▶ What the task requires: Report the number of lines containing "湖南省佳康建筑工程有限公司花垣县双龙镇", with no other words.

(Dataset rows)
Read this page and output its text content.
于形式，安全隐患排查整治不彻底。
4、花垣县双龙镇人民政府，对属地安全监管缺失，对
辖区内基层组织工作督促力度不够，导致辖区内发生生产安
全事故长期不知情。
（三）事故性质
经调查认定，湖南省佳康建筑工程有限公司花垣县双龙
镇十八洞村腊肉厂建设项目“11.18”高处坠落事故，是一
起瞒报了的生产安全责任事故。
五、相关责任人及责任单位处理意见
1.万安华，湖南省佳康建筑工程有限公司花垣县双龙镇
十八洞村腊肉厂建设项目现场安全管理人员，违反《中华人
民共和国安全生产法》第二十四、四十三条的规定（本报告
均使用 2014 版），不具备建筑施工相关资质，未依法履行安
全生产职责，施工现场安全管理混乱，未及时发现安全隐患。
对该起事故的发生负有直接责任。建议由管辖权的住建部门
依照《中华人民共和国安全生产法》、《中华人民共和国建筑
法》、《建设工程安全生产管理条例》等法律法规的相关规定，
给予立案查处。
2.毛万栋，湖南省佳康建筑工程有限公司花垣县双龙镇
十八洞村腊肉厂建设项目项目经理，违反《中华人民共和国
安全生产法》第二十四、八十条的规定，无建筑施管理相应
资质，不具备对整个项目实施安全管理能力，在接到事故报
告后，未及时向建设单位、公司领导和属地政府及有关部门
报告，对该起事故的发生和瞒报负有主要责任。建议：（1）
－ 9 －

▶ Expected answer: 2